Supplied data:
* begin *

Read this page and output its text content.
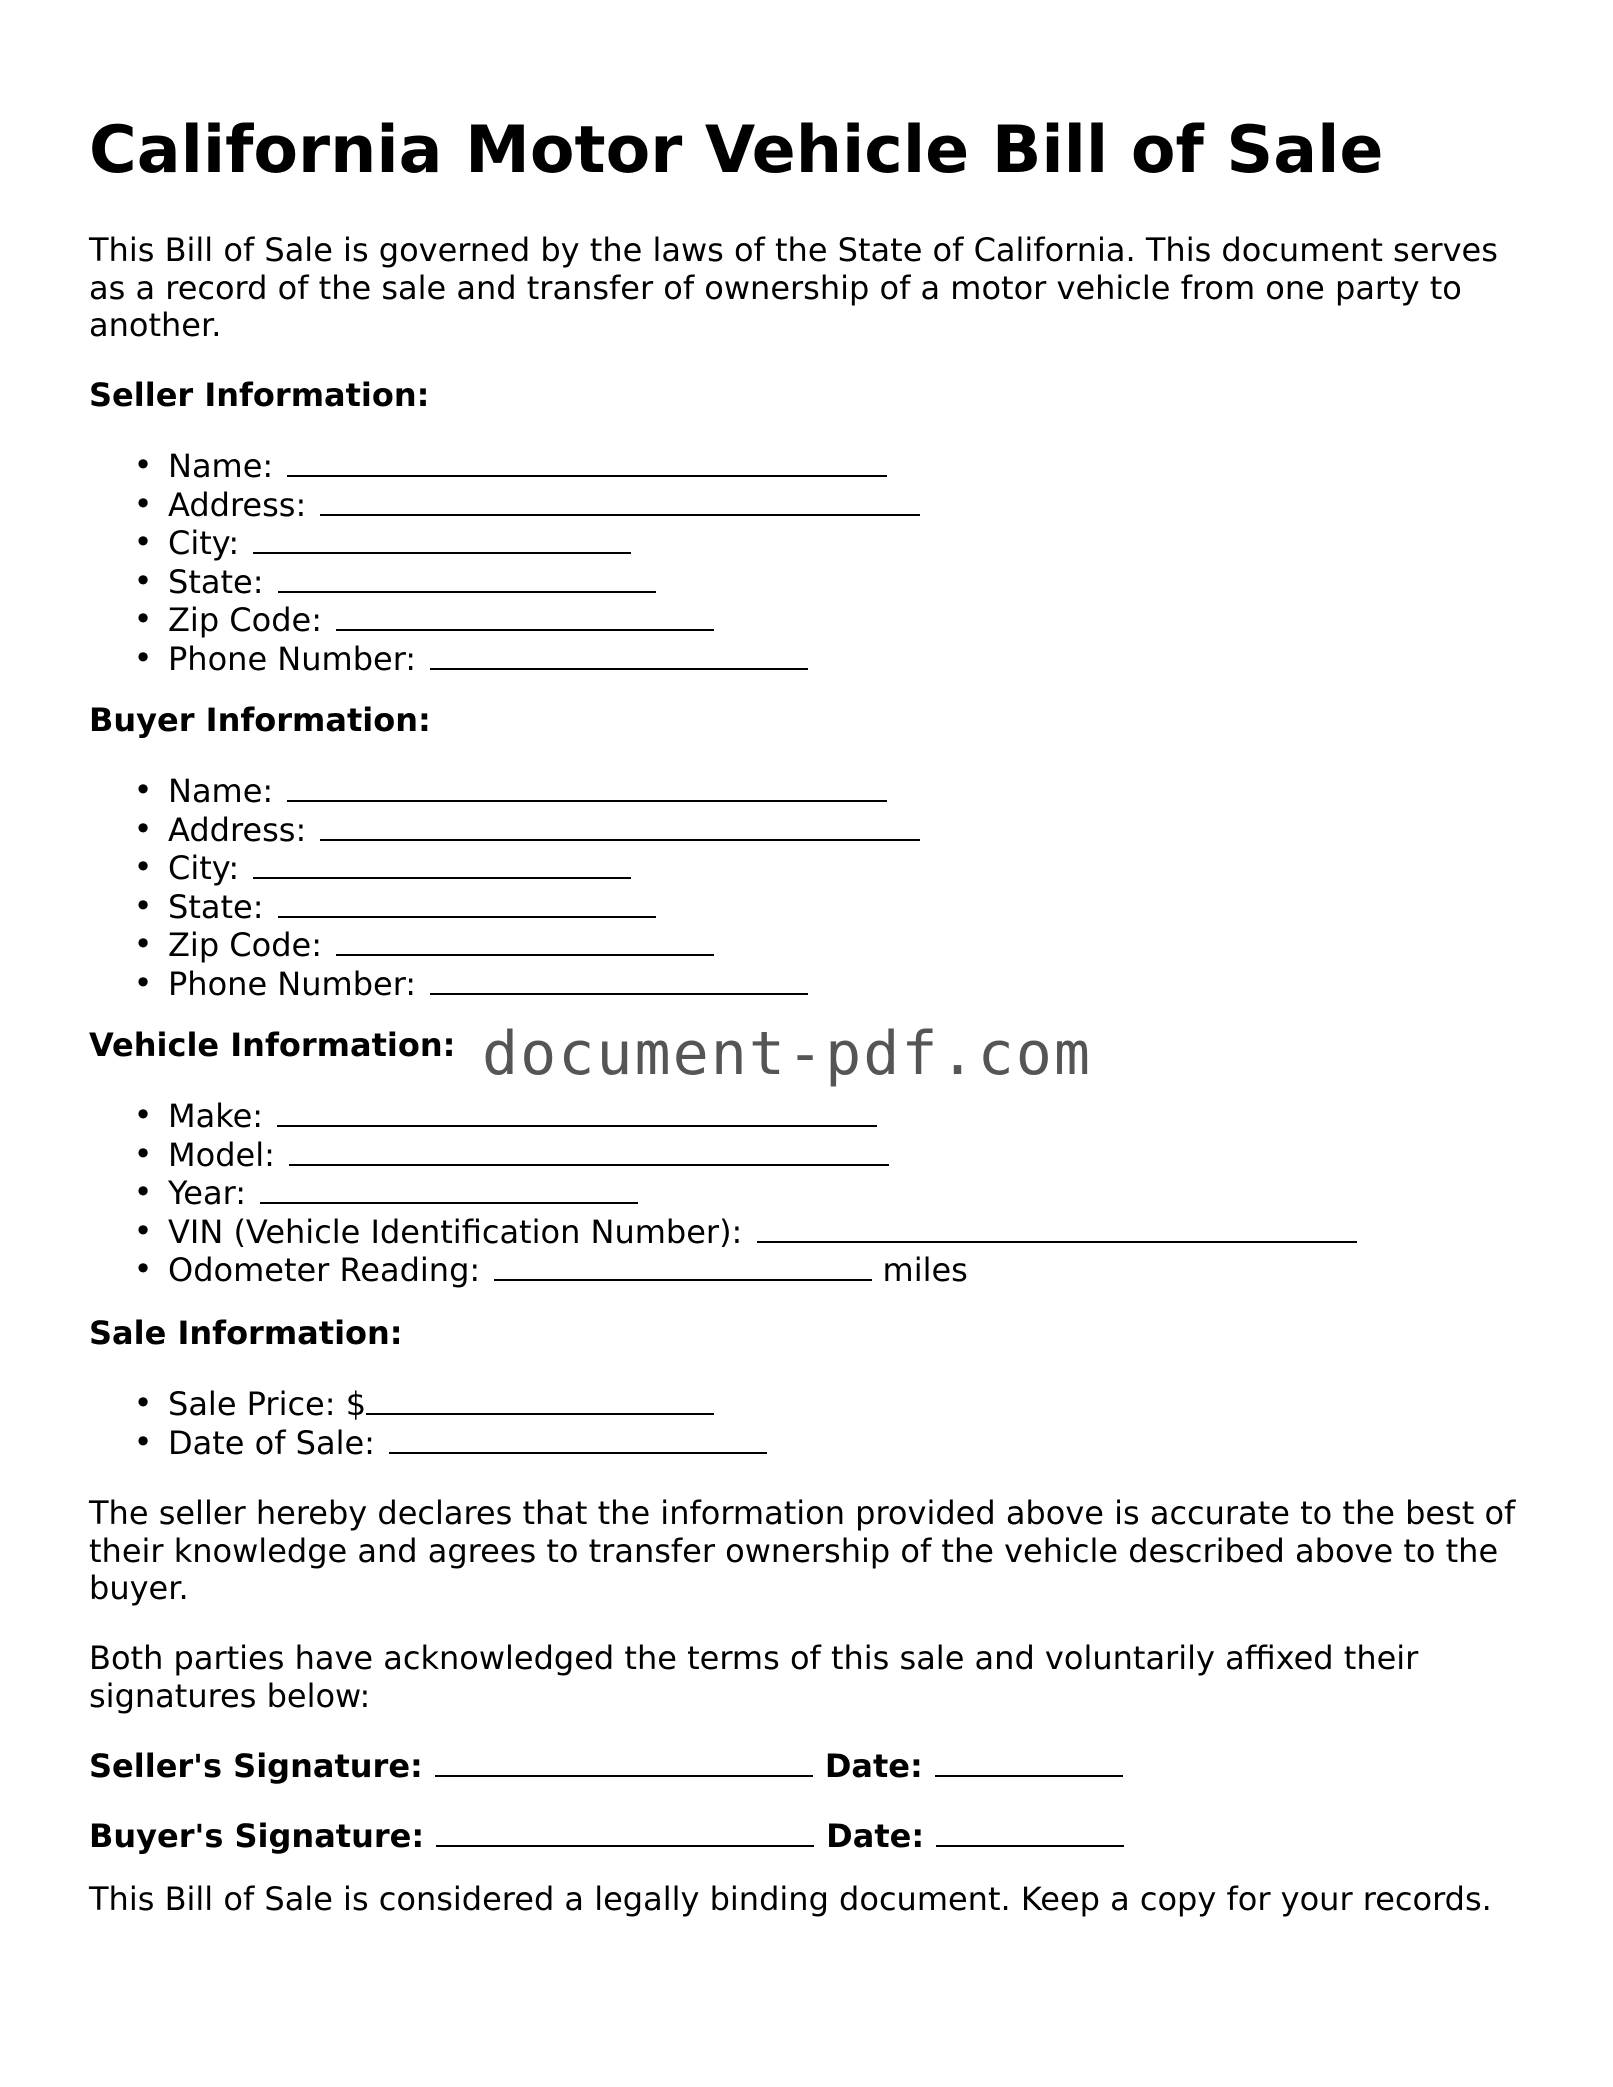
California Motor Vehicle Bill of Sale

This Bill of Sale is governed by the laws of the State of California. This document serves as a record of the sale and transfer of ownership of a motor vehicle from one party to another.

Seller Information:

• Name:
• Address:
• City:
• State:
• Zip Code:
• Phone Number:

Buyer Information:

• Name:
• Address:
• City:
• State:
• Zip Code:
• Phone Number:

Vehicle Information:

• Make:
• Model:
• Year:
• VIN (Vehicle Identification Number):
• Odometer Reading:	miles

Sale Information:

• Sale Price: $
• Date of Sale:

The seller hereby declares that the information provided above is accurate to the best of their knowledge and agrees to transfer ownership of the vehicle described above to the buyer.

Both parties have acknowledged the terms of this sale and voluntarily affixed their signatures below:

Seller's Signature:	Date:

Buyer's Signature:	Date:

This Bill of Sale is considered a legally binding document. Keep a copy for your records.

document-pdf.com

* end *

What is being asked: Return the lines of the records that include the string "Bill".

Exercise response:
California Motor Vehicle Bill of Sale
This Bill of Sale is governed by the laws of the State of California. This document serves as a record of the sale and transfer of ownership of a motor vehicle from one party to another.
This Bill of Sale is considered a legally binding document. Keep a copy for your records.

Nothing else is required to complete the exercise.